» **The input**:
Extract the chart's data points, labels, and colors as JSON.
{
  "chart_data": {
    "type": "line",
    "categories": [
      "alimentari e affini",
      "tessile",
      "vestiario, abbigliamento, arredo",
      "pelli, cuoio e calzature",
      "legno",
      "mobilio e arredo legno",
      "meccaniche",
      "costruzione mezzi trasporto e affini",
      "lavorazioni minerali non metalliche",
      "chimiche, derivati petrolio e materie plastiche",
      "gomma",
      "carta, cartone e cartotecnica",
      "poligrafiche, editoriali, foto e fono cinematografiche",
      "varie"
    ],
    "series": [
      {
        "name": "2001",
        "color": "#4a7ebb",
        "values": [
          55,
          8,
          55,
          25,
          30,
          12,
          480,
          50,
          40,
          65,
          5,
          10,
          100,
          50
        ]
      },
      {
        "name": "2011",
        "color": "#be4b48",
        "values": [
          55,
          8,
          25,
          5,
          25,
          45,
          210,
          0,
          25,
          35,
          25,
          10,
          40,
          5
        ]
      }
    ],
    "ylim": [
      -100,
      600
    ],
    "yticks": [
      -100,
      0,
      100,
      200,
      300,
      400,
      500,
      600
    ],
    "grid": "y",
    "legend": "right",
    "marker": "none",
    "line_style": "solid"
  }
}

» **Problem description**: Check each line of the records for the word "arredo" and extract those that contain it.

» **The solution**:
      "vestiario, abbigliamento, arredo",
      "mobilio e arredo legno",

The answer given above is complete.